(Entries from a dataset)
################

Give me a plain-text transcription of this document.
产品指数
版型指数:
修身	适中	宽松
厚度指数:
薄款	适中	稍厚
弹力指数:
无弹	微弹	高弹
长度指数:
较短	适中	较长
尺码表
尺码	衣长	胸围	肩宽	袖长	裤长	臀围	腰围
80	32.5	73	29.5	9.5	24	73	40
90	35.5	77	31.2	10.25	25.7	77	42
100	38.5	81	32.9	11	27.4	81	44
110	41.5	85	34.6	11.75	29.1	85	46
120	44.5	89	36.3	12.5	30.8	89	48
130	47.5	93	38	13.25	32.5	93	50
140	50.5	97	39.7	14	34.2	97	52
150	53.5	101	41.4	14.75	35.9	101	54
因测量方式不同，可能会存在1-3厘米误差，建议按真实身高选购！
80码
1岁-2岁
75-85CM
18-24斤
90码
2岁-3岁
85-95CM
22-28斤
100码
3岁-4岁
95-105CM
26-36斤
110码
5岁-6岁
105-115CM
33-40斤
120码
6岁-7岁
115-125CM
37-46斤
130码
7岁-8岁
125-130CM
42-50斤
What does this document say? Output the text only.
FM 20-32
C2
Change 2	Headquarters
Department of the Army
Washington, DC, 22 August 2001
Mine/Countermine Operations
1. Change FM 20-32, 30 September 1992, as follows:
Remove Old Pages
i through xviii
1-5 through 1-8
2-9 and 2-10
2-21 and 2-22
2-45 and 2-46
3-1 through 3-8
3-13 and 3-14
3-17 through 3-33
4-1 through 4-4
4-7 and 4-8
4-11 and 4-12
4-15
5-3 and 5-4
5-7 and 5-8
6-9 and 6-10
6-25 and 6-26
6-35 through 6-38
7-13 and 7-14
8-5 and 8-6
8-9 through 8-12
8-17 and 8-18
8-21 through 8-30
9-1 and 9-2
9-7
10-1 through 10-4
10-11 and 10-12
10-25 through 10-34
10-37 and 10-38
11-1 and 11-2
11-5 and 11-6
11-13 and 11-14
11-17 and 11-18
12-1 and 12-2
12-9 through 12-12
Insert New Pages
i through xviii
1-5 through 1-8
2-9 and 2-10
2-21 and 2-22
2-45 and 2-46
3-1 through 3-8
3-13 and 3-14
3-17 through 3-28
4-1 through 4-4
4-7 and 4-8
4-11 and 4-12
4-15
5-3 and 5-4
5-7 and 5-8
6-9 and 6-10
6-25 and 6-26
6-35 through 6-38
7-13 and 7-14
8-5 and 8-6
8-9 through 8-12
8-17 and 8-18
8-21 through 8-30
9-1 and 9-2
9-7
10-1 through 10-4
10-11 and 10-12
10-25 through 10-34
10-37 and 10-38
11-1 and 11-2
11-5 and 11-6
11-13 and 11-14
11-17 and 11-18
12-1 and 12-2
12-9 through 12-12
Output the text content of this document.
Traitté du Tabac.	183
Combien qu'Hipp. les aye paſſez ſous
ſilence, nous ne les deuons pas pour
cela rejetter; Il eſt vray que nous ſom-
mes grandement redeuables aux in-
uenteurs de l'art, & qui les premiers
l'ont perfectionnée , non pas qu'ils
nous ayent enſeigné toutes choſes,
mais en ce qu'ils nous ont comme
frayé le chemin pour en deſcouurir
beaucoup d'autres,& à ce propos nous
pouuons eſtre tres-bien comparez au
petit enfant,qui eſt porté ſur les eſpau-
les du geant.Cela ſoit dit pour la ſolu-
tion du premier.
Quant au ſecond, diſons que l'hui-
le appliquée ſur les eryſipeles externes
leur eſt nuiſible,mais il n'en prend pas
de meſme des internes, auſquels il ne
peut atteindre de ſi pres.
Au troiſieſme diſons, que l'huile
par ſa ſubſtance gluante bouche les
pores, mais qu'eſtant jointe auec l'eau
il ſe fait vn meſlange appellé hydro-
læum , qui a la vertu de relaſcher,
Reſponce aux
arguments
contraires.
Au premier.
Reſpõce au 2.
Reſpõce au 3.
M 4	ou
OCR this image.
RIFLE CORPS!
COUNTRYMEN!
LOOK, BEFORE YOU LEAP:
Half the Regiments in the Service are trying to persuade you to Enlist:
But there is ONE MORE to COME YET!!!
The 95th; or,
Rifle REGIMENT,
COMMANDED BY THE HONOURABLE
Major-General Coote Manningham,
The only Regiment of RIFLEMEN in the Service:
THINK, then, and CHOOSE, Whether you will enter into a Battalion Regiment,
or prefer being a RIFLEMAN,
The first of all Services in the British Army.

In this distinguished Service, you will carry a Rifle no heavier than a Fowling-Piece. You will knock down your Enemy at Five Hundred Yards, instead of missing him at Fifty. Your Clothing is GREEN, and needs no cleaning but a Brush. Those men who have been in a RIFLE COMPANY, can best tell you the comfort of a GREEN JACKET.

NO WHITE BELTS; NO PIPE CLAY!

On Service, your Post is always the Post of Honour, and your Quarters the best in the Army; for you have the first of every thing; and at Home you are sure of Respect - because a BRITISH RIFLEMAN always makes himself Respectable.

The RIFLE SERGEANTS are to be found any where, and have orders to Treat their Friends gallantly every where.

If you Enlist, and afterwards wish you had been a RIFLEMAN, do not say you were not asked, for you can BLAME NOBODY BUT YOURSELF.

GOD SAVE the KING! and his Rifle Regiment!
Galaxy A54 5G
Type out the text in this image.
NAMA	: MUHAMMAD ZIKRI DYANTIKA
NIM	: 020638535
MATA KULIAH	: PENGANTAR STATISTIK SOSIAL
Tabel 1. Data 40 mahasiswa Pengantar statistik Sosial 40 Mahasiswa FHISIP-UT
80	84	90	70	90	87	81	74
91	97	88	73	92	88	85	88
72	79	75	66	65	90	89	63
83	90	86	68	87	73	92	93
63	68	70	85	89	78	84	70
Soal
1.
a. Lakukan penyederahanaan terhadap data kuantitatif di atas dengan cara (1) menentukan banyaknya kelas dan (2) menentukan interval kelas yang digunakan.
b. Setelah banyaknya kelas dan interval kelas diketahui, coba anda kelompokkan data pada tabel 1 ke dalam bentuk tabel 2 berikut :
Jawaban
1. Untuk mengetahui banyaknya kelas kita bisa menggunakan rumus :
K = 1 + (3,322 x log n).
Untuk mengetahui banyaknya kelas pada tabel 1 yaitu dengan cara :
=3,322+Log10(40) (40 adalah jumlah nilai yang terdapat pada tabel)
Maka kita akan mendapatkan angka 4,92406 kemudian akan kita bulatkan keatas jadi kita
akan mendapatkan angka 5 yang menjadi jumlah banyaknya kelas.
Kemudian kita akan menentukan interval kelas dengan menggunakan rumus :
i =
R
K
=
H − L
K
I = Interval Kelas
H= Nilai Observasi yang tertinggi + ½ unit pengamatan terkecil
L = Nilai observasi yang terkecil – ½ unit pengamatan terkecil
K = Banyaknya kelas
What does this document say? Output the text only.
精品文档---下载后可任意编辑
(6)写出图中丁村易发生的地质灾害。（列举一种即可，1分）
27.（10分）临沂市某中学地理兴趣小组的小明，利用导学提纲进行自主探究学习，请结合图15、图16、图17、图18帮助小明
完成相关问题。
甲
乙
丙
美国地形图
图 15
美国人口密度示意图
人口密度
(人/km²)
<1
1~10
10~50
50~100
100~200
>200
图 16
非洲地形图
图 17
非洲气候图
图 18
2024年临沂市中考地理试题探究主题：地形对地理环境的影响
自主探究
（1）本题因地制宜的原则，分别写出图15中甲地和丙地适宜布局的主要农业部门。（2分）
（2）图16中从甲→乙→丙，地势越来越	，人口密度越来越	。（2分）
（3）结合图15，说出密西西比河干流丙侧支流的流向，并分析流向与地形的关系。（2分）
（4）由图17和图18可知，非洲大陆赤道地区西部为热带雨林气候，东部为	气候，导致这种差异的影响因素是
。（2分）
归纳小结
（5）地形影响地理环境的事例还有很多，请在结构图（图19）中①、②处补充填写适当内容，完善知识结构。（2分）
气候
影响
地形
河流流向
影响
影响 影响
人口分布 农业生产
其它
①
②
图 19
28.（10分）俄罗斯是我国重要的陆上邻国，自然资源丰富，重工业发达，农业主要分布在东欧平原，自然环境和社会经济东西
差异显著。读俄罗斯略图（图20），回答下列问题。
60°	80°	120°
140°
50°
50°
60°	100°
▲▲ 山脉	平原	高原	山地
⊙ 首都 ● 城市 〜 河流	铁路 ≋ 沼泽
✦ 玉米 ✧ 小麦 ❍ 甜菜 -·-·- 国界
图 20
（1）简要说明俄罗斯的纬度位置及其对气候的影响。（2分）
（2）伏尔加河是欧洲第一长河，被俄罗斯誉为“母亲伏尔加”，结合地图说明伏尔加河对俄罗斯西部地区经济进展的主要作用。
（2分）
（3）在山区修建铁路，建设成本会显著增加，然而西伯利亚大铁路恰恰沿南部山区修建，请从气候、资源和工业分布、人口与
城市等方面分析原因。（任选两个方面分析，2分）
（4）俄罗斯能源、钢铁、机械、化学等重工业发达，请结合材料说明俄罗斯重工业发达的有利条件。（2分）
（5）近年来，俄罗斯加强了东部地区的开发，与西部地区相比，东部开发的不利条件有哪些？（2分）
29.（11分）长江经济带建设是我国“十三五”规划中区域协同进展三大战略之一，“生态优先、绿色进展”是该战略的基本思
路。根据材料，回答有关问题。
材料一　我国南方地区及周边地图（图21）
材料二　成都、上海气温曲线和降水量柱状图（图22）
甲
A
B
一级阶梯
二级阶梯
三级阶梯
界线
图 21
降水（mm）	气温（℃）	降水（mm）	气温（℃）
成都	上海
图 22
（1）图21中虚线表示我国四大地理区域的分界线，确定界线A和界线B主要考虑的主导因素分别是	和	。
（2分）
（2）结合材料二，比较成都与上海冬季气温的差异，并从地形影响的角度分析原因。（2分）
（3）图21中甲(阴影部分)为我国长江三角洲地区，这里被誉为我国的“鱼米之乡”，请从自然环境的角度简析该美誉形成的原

################

Work instructions = Spot every line that holds "pour" and copy it.

Problem solution =
ſilence, nous ne les deuons pas pour
frayé le chemin pour en deſcouurir
les du geant.Cela ſoit dit pour la ſolu-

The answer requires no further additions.